===== PASSAGE EXTRAIT

Mais la société est une idée folle, nous avons besoin d'un préalable pour contracter.

Cette chimère a un effet considérable, toute institution sociale a une origine humaine, plus de dieu ni de loi naturelle. On se retrouve entre hommes. 

Différents philosophes ont proposé un cadre à cette nouvelle situation.

Locke : Profitons-en, jouissance de la liberté individuelle et propriété privée

Rousseau : souveraineté du peuple, obéissance à la volonté générale

Hobbes : état de nature isolé grevé par la peur de la mort violente, on passe contrat, on aliène sa liberté à un souverain (Léviathan), le fondement de la société est la peur de la mort, en échange l'état protège contre cette mort.

On peut repérer les trois modèles dans notre contrat social, mais la composante hobbesienne devient incroyablement pertinente

On ne peut plus sacrifier l'individu aujourd'hui. Prenons l’exemple de la première guerre mondiale, c’étaient des héros aujourd'hui, nous les comprenons comme des victimes. Beaucoup disent que c’est grâce à l'union européenne si nous ne sommes plus en guerre. Kundera dit non, les gens ne sont plus anthropologiquement capables de faire la guerre.

Alors, l'UE nous protège, mais son devoir de protection s'est étendu, veiller sur la santé, protéger contre la maladie, assurer un accompagnement hospitalier. Voilà pourquoi, ce fut un confinement général, c'est sa raison d'être. (Sauf UK a essayé autre chose).

Il devient impossible de sacrifier les individus à une cause quand la cause commune est la défense de l'individu.

Parenthèse sur la situation de la vie politique française. 

Mais bon, Comte a dit " passé non pas tissu de monstruosités" société aussi bien dirigé sous tous les rapports que la nature des choses le permettait.

==========

▶ _CONSIGNES À SUIVRE_:
1 – Répondez aux questions suivantes sur l'extrait consacré au contrat social.
(a) Quel est, chez Hobbes, le fondement de la société ?
(b) De quoi, selon Kundera, les gens ne sont-ils plus anthropologiquement capables ?
(c) Qui a essayé autre chose que le confinement général ?
2 – Reproduisez le passage de l'extrait consacré au contrat social, de « Cette chimère a » à « cette nouvelle situation. ».
3 – Rédigez la suite de l'extrait consacré au contrat social, à partir de sa dernière phrase.

===== DONNÉES À EXAMINER

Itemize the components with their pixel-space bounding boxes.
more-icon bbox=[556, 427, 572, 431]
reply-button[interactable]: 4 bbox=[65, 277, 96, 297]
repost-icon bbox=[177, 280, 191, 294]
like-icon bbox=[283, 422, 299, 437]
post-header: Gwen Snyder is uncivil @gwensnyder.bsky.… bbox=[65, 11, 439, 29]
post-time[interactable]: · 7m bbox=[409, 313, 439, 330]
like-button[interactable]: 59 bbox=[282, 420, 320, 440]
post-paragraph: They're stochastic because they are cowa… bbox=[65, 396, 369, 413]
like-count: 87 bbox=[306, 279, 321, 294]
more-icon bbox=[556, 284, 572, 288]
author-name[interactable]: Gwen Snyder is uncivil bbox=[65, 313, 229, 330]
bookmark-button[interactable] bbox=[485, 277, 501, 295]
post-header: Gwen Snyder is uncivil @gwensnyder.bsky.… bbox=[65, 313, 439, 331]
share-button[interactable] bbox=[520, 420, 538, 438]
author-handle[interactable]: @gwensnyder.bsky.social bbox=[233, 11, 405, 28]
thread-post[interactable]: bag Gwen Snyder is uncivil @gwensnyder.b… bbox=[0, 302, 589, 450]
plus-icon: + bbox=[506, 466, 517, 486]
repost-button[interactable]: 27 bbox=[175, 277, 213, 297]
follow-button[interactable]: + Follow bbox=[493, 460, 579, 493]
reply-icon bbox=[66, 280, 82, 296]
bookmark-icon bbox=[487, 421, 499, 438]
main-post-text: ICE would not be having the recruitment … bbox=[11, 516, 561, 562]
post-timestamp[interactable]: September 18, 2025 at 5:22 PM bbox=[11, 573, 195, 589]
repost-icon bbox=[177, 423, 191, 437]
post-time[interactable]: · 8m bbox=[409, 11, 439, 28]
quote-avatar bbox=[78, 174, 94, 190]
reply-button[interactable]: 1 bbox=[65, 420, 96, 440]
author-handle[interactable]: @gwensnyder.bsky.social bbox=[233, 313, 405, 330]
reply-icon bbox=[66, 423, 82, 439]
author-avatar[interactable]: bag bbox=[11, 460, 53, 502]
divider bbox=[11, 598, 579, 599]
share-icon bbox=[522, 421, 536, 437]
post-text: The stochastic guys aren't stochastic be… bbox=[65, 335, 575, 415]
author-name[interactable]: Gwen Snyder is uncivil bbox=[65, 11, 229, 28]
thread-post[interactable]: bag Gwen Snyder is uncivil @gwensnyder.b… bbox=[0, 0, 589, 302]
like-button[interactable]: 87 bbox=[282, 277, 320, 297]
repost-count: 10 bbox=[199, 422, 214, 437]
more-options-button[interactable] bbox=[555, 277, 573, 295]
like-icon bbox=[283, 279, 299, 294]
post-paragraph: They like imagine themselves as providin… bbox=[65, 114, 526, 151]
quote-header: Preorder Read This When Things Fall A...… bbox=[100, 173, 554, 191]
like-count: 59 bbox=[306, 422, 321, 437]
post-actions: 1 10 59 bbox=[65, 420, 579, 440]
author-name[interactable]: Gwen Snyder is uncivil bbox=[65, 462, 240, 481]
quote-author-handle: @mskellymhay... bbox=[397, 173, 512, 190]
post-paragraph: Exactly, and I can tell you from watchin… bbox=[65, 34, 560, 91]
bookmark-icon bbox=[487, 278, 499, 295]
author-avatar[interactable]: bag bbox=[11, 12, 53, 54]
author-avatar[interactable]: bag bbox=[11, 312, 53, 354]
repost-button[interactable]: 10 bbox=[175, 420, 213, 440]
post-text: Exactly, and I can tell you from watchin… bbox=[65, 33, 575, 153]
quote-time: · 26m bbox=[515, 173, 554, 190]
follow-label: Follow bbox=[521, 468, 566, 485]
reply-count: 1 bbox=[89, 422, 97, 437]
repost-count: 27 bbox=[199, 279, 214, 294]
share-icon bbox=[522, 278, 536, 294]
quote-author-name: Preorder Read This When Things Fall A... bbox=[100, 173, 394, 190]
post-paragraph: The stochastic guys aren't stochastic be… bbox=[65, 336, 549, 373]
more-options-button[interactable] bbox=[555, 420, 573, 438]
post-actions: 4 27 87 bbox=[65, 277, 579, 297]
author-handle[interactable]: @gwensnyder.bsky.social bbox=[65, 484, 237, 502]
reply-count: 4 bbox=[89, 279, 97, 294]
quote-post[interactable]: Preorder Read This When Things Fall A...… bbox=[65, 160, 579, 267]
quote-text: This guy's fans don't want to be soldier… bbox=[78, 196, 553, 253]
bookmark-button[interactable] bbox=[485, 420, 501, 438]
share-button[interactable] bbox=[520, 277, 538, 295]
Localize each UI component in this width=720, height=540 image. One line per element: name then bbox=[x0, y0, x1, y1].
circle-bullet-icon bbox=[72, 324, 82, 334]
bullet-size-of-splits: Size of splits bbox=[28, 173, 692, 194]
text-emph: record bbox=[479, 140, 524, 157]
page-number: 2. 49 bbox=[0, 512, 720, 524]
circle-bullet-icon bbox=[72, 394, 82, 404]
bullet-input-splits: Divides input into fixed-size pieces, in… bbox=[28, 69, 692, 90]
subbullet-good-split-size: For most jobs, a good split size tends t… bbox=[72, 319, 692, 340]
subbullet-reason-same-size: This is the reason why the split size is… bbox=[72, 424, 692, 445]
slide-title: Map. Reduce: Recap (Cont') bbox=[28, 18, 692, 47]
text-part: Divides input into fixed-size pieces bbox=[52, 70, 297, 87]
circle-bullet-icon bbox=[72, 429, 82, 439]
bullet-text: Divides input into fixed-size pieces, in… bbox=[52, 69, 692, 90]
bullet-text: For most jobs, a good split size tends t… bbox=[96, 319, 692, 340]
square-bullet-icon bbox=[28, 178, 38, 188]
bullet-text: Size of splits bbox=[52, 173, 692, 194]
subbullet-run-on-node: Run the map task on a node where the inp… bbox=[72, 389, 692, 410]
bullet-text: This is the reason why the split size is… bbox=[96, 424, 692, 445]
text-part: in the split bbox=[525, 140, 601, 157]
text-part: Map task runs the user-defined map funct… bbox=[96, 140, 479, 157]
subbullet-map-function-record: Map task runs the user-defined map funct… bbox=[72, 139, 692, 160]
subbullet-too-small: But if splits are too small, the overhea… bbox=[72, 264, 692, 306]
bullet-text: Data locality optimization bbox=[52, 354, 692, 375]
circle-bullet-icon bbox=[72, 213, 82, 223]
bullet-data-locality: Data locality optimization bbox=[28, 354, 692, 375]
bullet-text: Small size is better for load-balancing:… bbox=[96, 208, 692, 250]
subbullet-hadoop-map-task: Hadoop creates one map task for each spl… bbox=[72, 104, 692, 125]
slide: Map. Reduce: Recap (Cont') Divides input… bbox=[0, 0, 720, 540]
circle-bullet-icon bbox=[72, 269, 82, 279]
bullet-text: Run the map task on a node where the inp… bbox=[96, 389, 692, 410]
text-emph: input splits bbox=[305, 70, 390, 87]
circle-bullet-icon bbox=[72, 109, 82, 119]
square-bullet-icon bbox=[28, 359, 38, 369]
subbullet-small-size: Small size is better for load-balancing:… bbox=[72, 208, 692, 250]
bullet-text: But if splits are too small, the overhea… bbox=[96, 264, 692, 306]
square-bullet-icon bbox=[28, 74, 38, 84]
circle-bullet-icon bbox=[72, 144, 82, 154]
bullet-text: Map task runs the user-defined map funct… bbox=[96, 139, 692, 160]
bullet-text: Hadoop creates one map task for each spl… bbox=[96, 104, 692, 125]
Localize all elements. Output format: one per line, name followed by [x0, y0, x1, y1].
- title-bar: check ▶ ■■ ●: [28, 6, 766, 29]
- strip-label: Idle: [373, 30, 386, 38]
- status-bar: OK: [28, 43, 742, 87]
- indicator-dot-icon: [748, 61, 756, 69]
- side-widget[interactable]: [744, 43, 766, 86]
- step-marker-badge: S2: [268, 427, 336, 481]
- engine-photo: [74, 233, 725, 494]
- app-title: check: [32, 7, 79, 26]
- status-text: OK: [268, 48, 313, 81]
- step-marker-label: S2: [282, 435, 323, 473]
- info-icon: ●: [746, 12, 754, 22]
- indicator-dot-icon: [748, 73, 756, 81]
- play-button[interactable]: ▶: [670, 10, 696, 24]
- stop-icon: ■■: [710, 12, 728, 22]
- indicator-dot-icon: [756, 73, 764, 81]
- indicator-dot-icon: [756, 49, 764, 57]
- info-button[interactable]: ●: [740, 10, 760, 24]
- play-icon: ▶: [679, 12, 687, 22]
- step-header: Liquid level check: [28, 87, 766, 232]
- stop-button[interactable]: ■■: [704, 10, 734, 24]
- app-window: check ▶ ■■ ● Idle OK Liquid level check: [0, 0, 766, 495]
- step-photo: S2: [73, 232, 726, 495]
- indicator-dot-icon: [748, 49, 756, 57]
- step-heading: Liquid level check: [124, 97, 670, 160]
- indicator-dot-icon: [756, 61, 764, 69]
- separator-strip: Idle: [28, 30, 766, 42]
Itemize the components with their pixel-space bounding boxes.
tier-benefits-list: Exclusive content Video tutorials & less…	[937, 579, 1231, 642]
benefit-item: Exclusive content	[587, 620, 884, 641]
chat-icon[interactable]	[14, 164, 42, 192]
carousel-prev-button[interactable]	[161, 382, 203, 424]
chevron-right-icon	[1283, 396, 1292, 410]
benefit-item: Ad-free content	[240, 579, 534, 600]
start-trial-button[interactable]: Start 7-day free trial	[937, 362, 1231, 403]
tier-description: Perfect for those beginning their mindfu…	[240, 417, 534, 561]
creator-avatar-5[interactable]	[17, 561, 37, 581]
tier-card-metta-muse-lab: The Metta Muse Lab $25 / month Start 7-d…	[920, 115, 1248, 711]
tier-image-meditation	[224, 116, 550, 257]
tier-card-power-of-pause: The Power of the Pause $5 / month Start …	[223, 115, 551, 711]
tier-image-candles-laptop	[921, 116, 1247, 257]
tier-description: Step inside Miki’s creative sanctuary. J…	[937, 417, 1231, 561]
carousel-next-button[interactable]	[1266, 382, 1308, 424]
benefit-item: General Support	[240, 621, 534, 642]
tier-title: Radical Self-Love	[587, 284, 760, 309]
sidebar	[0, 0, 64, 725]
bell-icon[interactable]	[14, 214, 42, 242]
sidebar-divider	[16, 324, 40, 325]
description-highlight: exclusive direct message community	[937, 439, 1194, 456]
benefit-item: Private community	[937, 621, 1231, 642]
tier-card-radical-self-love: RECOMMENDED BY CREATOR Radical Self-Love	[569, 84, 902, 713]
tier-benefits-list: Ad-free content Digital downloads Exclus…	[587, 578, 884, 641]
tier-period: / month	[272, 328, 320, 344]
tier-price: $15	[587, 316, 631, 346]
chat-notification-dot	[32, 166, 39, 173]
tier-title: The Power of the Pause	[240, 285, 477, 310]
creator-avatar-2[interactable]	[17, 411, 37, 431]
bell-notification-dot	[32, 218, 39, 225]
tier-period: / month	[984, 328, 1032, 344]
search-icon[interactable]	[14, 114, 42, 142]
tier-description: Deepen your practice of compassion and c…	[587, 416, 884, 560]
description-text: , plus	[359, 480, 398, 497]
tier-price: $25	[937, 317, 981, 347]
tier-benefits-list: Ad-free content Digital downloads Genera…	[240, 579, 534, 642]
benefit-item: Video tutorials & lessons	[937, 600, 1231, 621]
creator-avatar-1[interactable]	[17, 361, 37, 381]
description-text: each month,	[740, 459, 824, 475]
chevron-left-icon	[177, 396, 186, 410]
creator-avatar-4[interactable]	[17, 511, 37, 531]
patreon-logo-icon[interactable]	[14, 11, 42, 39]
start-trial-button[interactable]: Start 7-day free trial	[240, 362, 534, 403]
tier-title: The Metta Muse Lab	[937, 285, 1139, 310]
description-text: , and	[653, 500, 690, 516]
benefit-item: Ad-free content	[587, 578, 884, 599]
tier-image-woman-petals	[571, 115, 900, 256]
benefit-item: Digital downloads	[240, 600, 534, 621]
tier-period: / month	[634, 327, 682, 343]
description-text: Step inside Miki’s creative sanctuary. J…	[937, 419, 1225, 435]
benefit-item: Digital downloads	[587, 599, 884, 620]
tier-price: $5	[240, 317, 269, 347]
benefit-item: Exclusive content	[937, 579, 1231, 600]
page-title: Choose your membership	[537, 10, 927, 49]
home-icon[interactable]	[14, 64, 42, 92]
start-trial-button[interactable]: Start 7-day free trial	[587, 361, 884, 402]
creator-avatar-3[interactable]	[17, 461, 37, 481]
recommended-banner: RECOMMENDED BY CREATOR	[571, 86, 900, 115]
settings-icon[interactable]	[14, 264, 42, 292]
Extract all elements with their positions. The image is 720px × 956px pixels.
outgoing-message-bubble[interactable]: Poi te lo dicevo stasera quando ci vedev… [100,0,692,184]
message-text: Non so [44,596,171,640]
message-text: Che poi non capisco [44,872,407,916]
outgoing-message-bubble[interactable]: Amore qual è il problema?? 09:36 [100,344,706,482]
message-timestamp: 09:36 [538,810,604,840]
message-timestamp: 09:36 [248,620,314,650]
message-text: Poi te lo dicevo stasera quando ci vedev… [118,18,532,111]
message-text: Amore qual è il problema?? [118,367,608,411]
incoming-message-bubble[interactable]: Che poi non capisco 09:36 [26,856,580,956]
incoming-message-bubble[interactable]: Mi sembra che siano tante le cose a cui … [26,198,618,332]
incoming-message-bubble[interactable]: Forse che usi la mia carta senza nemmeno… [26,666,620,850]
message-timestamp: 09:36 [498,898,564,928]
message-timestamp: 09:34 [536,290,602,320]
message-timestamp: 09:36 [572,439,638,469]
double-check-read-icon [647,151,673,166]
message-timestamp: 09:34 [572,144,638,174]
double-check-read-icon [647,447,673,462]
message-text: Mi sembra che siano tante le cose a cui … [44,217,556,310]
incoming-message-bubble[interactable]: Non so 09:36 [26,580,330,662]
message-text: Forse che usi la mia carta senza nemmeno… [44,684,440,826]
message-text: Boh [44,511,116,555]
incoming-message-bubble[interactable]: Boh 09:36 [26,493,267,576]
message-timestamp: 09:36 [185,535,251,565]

==========

▶ _RÉSULTATS PAR TÂCHE_:
1 –
(a) La peur de la mort (la peur de la mort violente).
(b) De faire la guerre.
(c) UK.

2 –
Cette chimère a un effet considérable, toute institution sociale a une origine humaine, plus de dieu ni de loi naturelle. On se retrouve entre hommes. 

Différents philosophes ont proposé un cadre à cette nouvelle situation.

3 –
Insuffisance et tares sont des signes généraux. Le gouvernement donne un état du spectacle d'une société as qu'n problème de gouvernement.

Election, vu comme dirigeant d'une sortie d'Egypte. On s'est remis à un système qui nous dépasse, attente d'un discours de toute puissance, pouvoir infantilisant et citoyens infantiles.

Contre-exemple de la suède (bien imparfaite) mais politique associant la population aux décisions.

Revivifions les petites parties, les maux ne sont solubles qu'à cette échelle. 

3 Nous sommes des parasites du passé ! Malentendu sur la « vie ».

Cela ne date pas d'hier, Péguy : Avec aplomb, la modernité vit sur les humanités passées qu'elle méprise et dont elle ignore les réalités.

Le covid ne fut qu’une confirmation, exemple de Macron : on mobilisera tous les moyens financiers pour sauver des vies quoi qu'il en coute. 

Mais pourquoi ? Qu'est ce qui justifie de faire de la vie ce qui prime sur tout ?

La définition de la vie comme unité du corps et de l'âme arrive jusqu'au 17e. Après, tous les dictionnaires parlent d’une simple substance organisée. La vie est devenue un terme objectif et fonctionnel. Pourquoi alors est-il essentiel de sauver des vies ? Est-ce un drame si ce n’est qu’une substance organisée. En réalité, la vie ne s'arrête pas à cela.

Nous sommes des héritiers de la chrétienté où la notion de vie résonne encore. 

Paradoxe moderne de la crise sanitaire du covid : C'est en vertu de cette tradition que nous considérons la vie comme à sauver, mais de l'autre, cette vie que nous sauvons, c'est la vie des dictionnaires, « simple fait d'être en vie ». 

On se démène pour sauver des vies tout en désavouant ce qui la rendrait digne de faire tous ces efforts. 

Nous pouvons utiliser une autre image de Kant, la colombe qui aimerait fendre l’air et sa résistance, mais si le vide était là, elle ne pourrait voler. Sans l'air, elle s'écrase, cela vaut vis à vis des humanités qui nous ont précédées, par le passé.

Nous devons tout à ces prédécesseurs, notre perpétuation dépend de notre gratitude. Ce dont nous héritons est ce qui permet de pas nous effondrer. 

Il faut des personnes prêtes à conserver pour pouvoir avancer, ceci n’est pas une invitation à un retour à l'état antérieur, mais la conscience des héritages qui donne forme à nos existences humaines. 

 

Ou dit autrement sur tv libertés :

Nos critiques contre l’empiètement de nos libertés ne peuvent être justifiées que si venant de la part de citoyens convaincus de leur caractère mortelle, convaincus que des choses sont plus grande que leur vie et que leur vie puisse être risquée au nom de ce qui les transcende.

 S’il s'impose une dictature, ce sera un consentement, et ce qui l’arrache c’est la peur.